* [GIVEN EXERCISE]: Search the listing below for the word "осень" and copy each line that holds it.

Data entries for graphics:

——

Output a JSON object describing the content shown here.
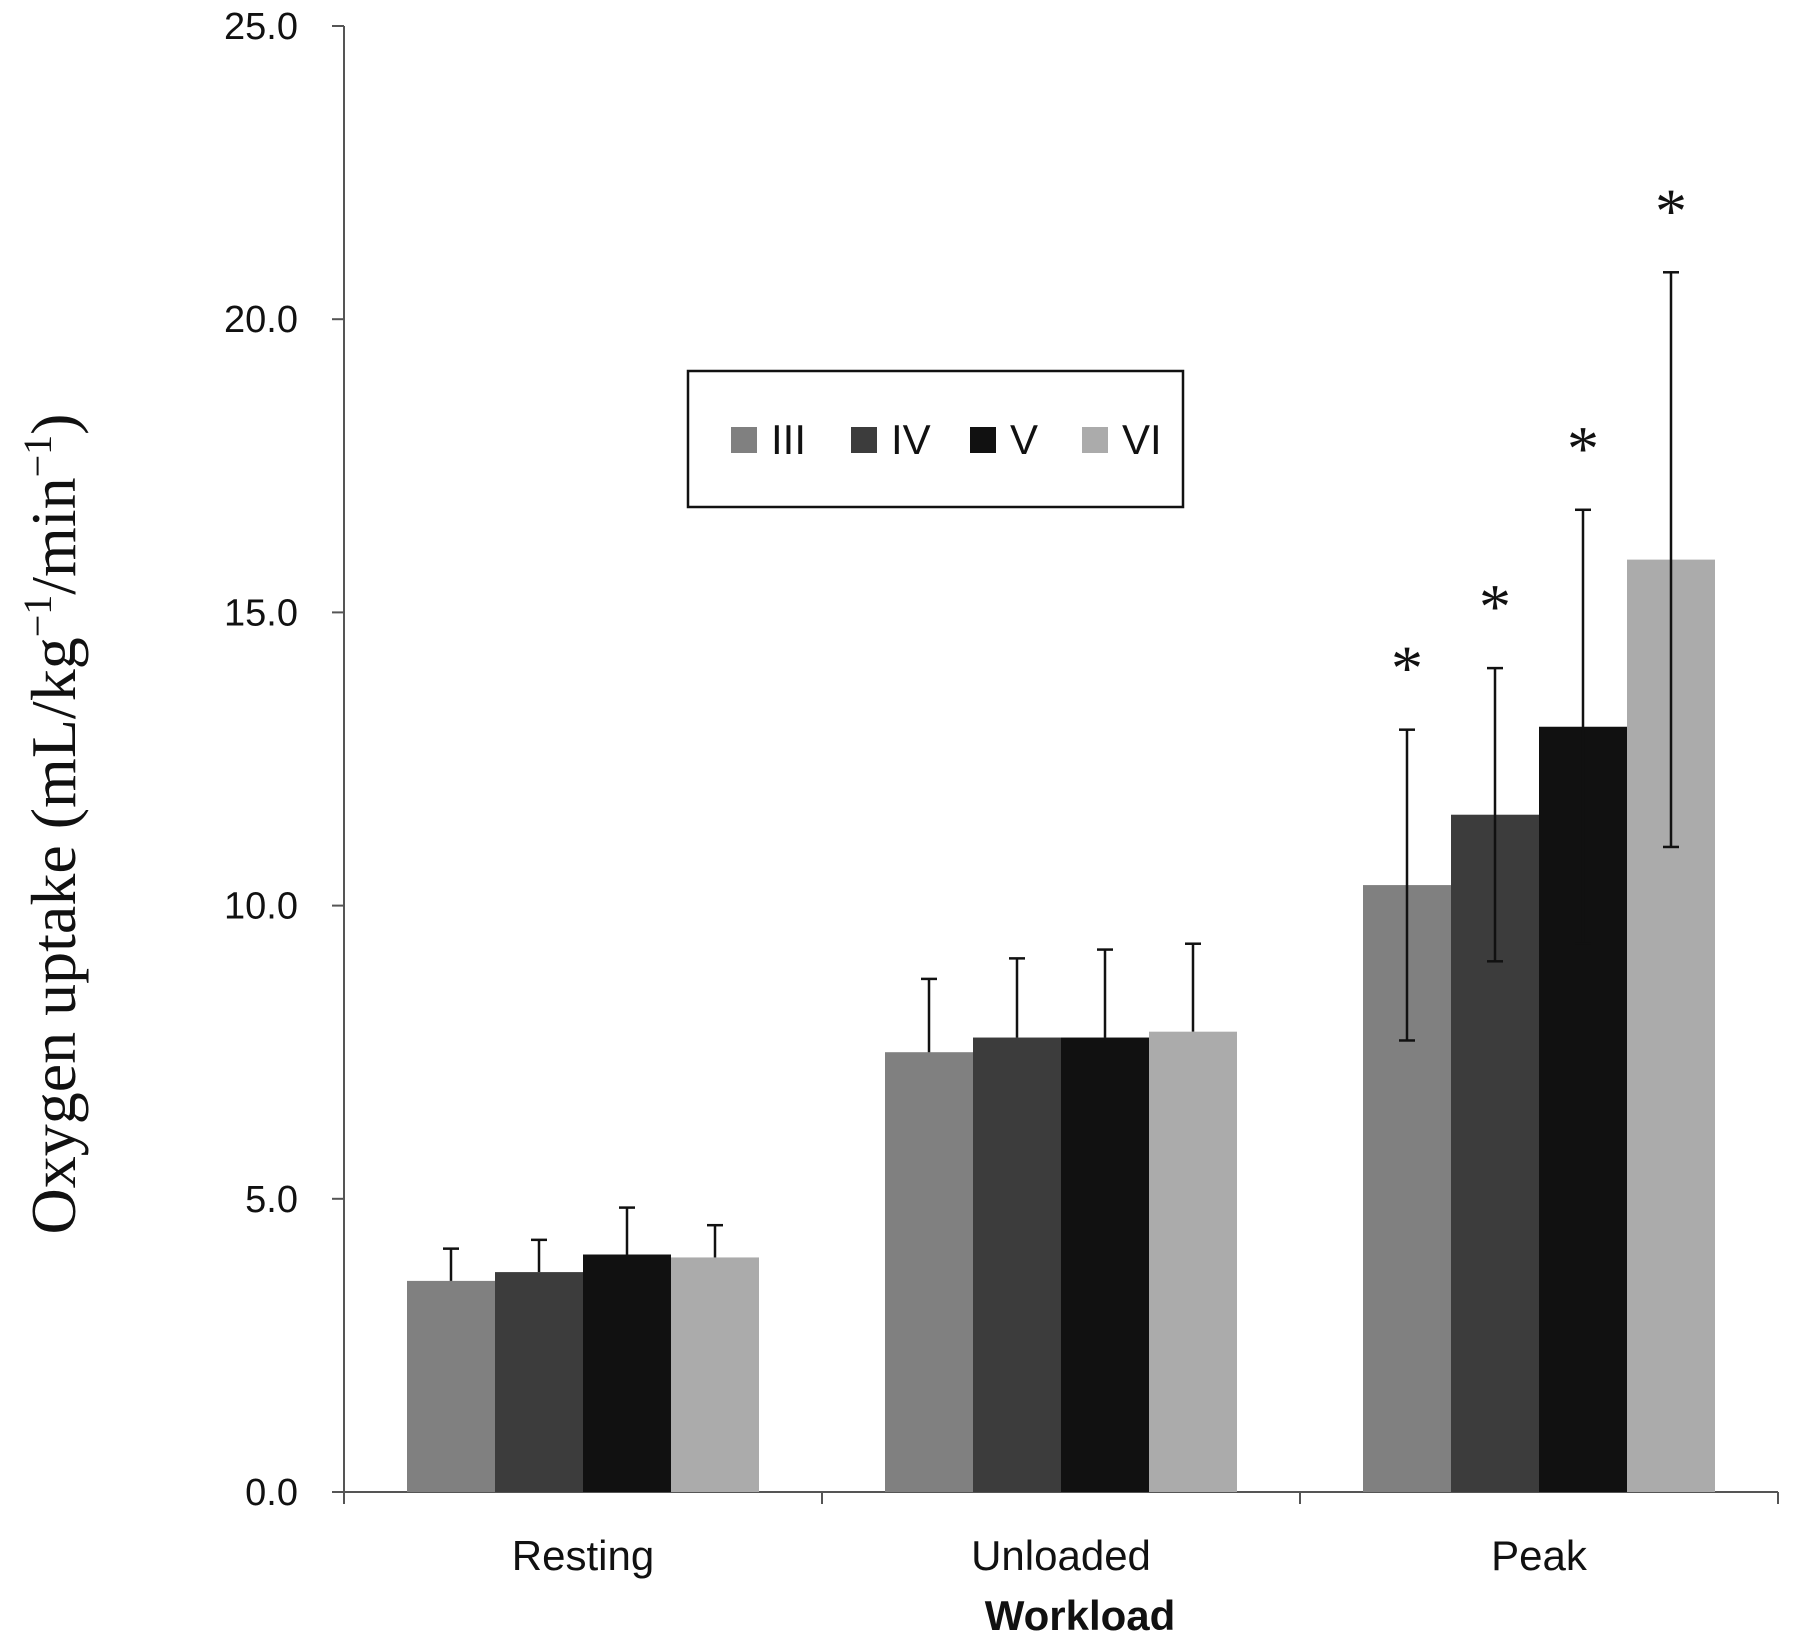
{
  "chart_data": {
    "type": "bar",
    "categories": [
      "Resting",
      "Unloaded",
      "Peak"
    ],
    "series": [
      {
        "name": "III",
        "color": "#808080",
        "values": [
          3.6,
          7.5,
          10.35
        ],
        "errors": [
          0.55,
          1.25,
          2.65
        ],
        "significant": [
          false,
          false,
          true
        ]
      },
      {
        "name": "IV",
        "color": "#3c3c3c",
        "values": [
          3.75,
          7.75,
          11.55
        ],
        "errors": [
          0.55,
          1.35,
          2.5
        ],
        "significant": [
          false,
          false,
          true
        ]
      },
      {
        "name": "V",
        "color": "#111111",
        "values": [
          4.05,
          7.75,
          13.05
        ],
        "errors": [
          0.8,
          1.5,
          3.7
        ],
        "significant": [
          false,
          false,
          true
        ]
      },
      {
        "name": "VI",
        "color": "#ababab",
        "values": [
          4.0,
          7.85,
          15.9
        ],
        "errors": [
          0.55,
          1.5,
          4.9
        ],
        "significant": [
          false,
          false,
          true
        ]
      }
    ],
    "xlabel": "Workload",
    "ylabel": {
      "main": "Oxygen uptake (mL/kg",
      "sup1": "−1",
      "mid": "/min",
      "sup2": "−1",
      "end": ")"
    },
    "ylim": [
      0,
      25
    ],
    "yticks": [
      "0.0",
      "5.0",
      "10.0",
      "15.0",
      "20.0",
      "25.0"
    ],
    "significance_marker": "*",
    "grid": false,
    "legend_position": "top-center"
  }
}
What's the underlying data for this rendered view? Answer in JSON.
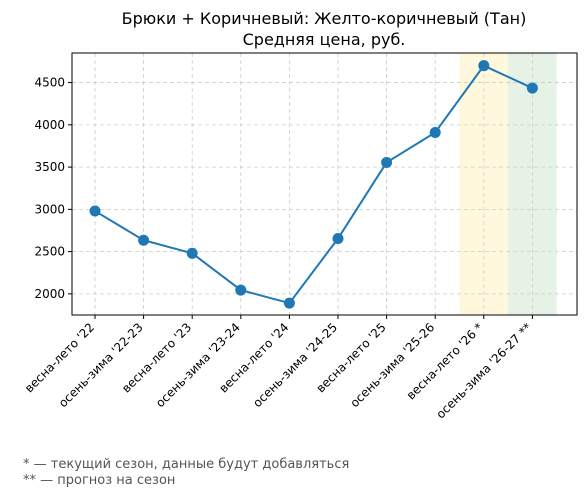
{
  "chart_data": {
    "type": "line",
    "title": [
      "Брюки + Коричневый: Желто-коричневый (Тан)",
      "Средняя цена, руб."
    ],
    "xlabel": "",
    "ylabel": "",
    "categories": [
      "весна-лето '22",
      "осень-зима '22-23",
      "весна-лето '23",
      "осень-зима '23-24",
      "весна-лето '24",
      "осень-зима '24-25",
      "весна-лето '25",
      "осень-зима '25-26",
      "весна-лето '26 *",
      "осень-зима '26-27 **"
    ],
    "series": [
      {
        "values": [
          2980,
          2635,
          2480,
          2045,
          1890,
          2655,
          3555,
          3910,
          4700,
          4435
        ]
      }
    ],
    "yticks": [
      2000,
      2500,
      3000,
      3500,
      4000,
      4500
    ],
    "ylim": [
      1750,
      4850
    ],
    "grid": true,
    "line_color": "#1f77b4",
    "highlights": [
      {
        "category": "весна-лето '26 *",
        "color": "#fff8dc"
      },
      {
        "category": "осень-зима '26-27 **",
        "color": "#e6f2e6"
      }
    ]
  },
  "footnotes": [
    "* — текущий сезон, данные будут добавляться",
    "** — прогноз на сезон"
  ]
}
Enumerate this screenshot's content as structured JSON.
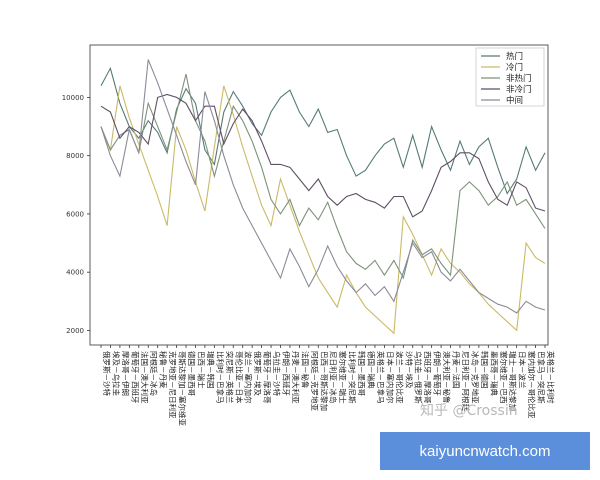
{
  "chart_data": {
    "type": "line",
    "title": "",
    "xlabel": "",
    "ylabel": "",
    "ylim": [
      1500,
      11800
    ],
    "yticks": [
      2000,
      4000,
      6000,
      8000,
      10000
    ],
    "grid": false,
    "legend_position": "top-right",
    "categories": [
      "俄罗斯－沙特",
      "埃及－乌拉圭",
      "摩洛哥－伊朗",
      "葡萄牙－西班牙",
      "法国－澳大利亚",
      "阿根廷－冰岛",
      "秘鲁－丹麦",
      "克罗地亚－尼日利亚",
      "哥斯达黎加－塞尔维亚",
      "德国－墨西哥",
      "巴西－瑞士",
      "瑞典－韩国",
      "比利时－巴拿马",
      "突尼斯－英格兰",
      "哥伦比亚－日本",
      "波兰－塞内加尔",
      "俄罗斯－埃及",
      "葡萄牙－摩洛哥",
      "乌拉圭－沙特",
      "伊朗－西班牙",
      "丹麦－澳大利亚",
      "法国－秘鲁",
      "阿根廷－克罗地亚",
      "巴西－哥斯达黎加",
      "尼日利亚－冰岛",
      "塞尔维亚－瑞士",
      "比利时－突尼斯",
      "韩国－墨西哥",
      "德国－瑞典",
      "英格兰－巴拿马",
      "日本－塞内加尔",
      "波兰－哥伦比亚",
      "沙特－埃及",
      "乌拉圭－俄罗斯",
      "西班牙－摩洛哥",
      "伊朗－葡萄牙",
      "澳大利亚－秘鲁",
      "丹麦－法国",
      "尼日利亚－阿根廷",
      "冰岛－克罗地亚",
      "韩国－德国",
      "墨西哥－瑞典",
      "塞尔维亚－巴西",
      "瑞士－哥斯达黎加",
      "日本－波兰",
      "塞内加尔－哥伦比亚",
      "巴拿马－突尼斯",
      "英格兰－比利时"
    ],
    "series": [
      {
        "name": "热门",
        "color": "#557a78",
        "values": [
          10400,
          11000,
          9800,
          9000,
          8600,
          9200,
          8800,
          8100,
          9600,
          10300,
          9800,
          8200,
          7700,
          9500,
          10200,
          9700,
          9100,
          8700,
          9500,
          10000,
          10250,
          9500,
          9000,
          9600,
          8800,
          8900,
          8000,
          7300,
          7500,
          8000,
          8400,
          8600,
          7600,
          8700,
          7600,
          9000,
          8200,
          7500,
          8500,
          7700,
          8300,
          8600,
          7600,
          6700,
          7200,
          8300,
          7500,
          8100
        ]
      },
      {
        "name": "冷门",
        "color": "#c9ba66",
        "values": [
          9000,
          8200,
          10400,
          9300,
          8400,
          7500,
          6600,
          5600,
          9000,
          8200,
          7100,
          6100,
          8300,
          10400,
          9400,
          8300,
          7300,
          6300,
          5600,
          7200,
          6300,
          5400,
          4600,
          3800,
          3300,
          2800,
          3900,
          3300,
          2800,
          2500,
          2200,
          1900,
          5900,
          5300,
          4600,
          3900,
          4800,
          4300,
          4000,
          3600,
          3300,
          2900,
          2600,
          2300,
          2000,
          5000,
          4500,
          4300
        ]
      },
      {
        "name": "非热门",
        "color": "#7d927a",
        "values": [
          9000,
          8200,
          8700,
          8900,
          8100,
          9800,
          9000,
          8200,
          9500,
          10800,
          9200,
          8500,
          7300,
          8500,
          9700,
          9200,
          8500,
          7600,
          6500,
          6000,
          6500,
          5600,
          6200,
          5800,
          6400,
          5500,
          4700,
          4300,
          4100,
          4400,
          3900,
          4400,
          3800,
          5100,
          4600,
          4800,
          4300,
          3900,
          6800,
          7100,
          6800,
          6300,
          6600,
          7100,
          6300,
          6500,
          6000,
          5500
        ]
      },
      {
        "name": "非冷门",
        "color": "#5e4f63",
        "values": [
          9700,
          9500,
          8600,
          9000,
          8800,
          8400,
          10000,
          10100,
          10000,
          9800,
          9200,
          9700,
          9700,
          8400,
          9100,
          9600,
          9200,
          8500,
          7700,
          7700,
          7600,
          7200,
          6800,
          7200,
          6600,
          6300,
          6600,
          6700,
          6500,
          6400,
          6200,
          6600,
          6600,
          5900,
          6100,
          6800,
          7600,
          7800,
          8100,
          8100,
          7900,
          7100,
          6500,
          6300,
          7100,
          6900,
          6200,
          6100
        ]
      },
      {
        "name": "中间",
        "color": "#8b8b99",
        "values": [
          9000,
          8000,
          7300,
          8900,
          8100,
          11300,
          10500,
          9600,
          8700,
          7800,
          7000,
          10200,
          9200,
          8000,
          7000,
          6200,
          5600,
          5000,
          4400,
          3800,
          4800,
          4200,
          3500,
          4100,
          4900,
          4200,
          3700,
          3300,
          3600,
          3200,
          3500,
          3000,
          4000,
          5000,
          4500,
          4700,
          4000,
          3700,
          4100,
          3700,
          3300,
          3100,
          2900,
          2800,
          2600,
          3000,
          2800,
          2700
        ]
      }
    ]
  },
  "watermark": "知乎 @Crossin",
  "banner": {
    "text": "kaiyuncnwatch.com",
    "color": "#5b8fdc"
  }
}
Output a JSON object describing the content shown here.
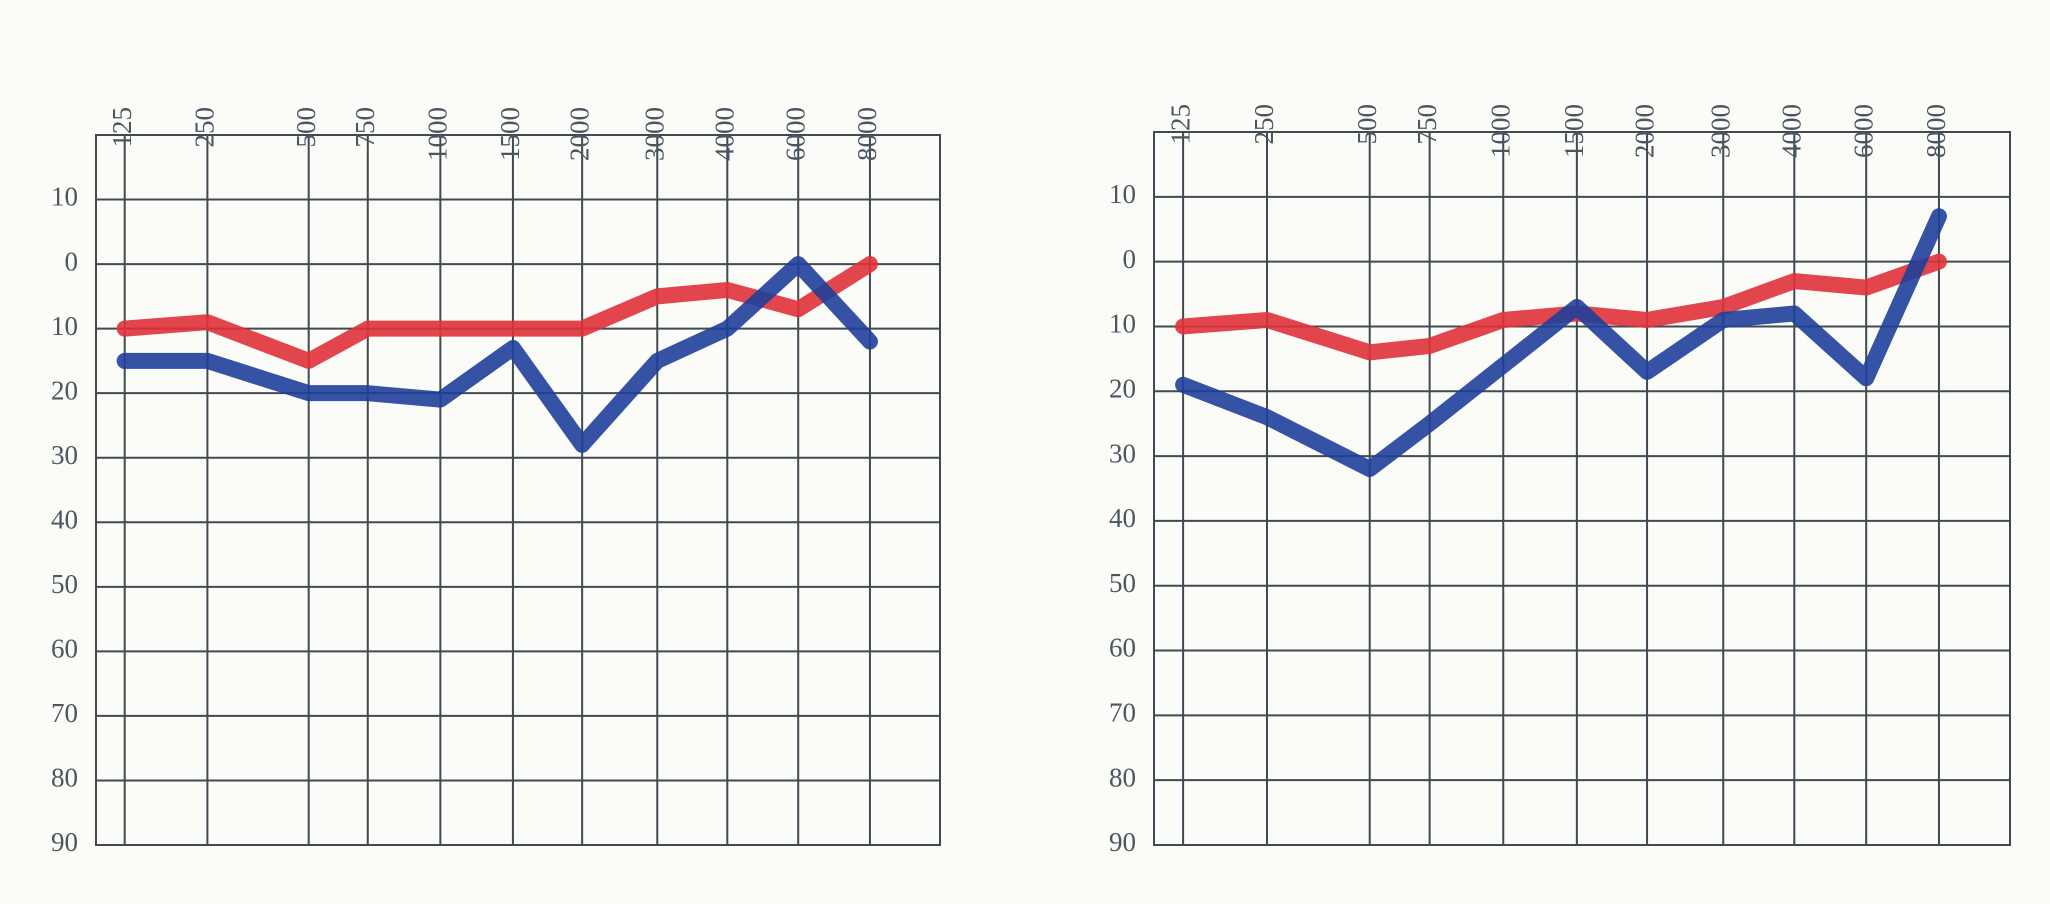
{
  "chart_data": [
    {
      "type": "line",
      "categories": [
        "125",
        "250",
        "500",
        "750",
        "1000",
        "1500",
        "2000",
        "3000",
        "4000",
        "6000",
        "8000"
      ],
      "series": [
        {
          "color": "#e0313a",
          "values": [
            10,
            9,
            15,
            10,
            10,
            10,
            10,
            5,
            4,
            7,
            0
          ]
        },
        {
          "color": "#1f3f9a",
          "values": [
            15,
            15,
            20,
            20,
            21,
            13,
            28,
            15,
            10,
            0,
            12
          ]
        }
      ],
      "ylim": [
        -20,
        90
      ],
      "y_inverted": true,
      "yticks": [
        {
          "value": -10,
          "label": "10"
        },
        0,
        10,
        20,
        30,
        40,
        50,
        60,
        70,
        80,
        90
      ],
      "grid": true
    },
    {
      "type": "line",
      "categories": [
        "125",
        "250",
        "500",
        "750",
        "1000",
        "1500",
        "2000",
        "3000",
        "4000",
        "6000",
        "8000"
      ],
      "series": [
        {
          "color": "#e0313a",
          "values": [
            10,
            9,
            14,
            13,
            9,
            8,
            9,
            7,
            3,
            4,
            0
          ]
        },
        {
          "color": "#1f3f9a",
          "values": [
            19,
            24,
            32,
            25,
            16,
            7,
            17,
            9,
            8,
            18,
            -7
          ]
        }
      ],
      "ylim": [
        -20,
        90
      ],
      "y_inverted": true,
      "yticks": [
        {
          "value": -10,
          "label": "10"
        },
        0,
        10,
        20,
        30,
        40,
        50,
        60,
        70,
        80,
        90
      ],
      "grid": true
    }
  ]
}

——

* [RESULT OF THIS EXERCISE]:
      "осень-зима '22-23",
      "осень-зима '23-24",
      "осень-зима '24-25",
      "осень-зима '25-26",
      "осень-зима '26-27 **"
        "category": "осень-зима '26-27 **",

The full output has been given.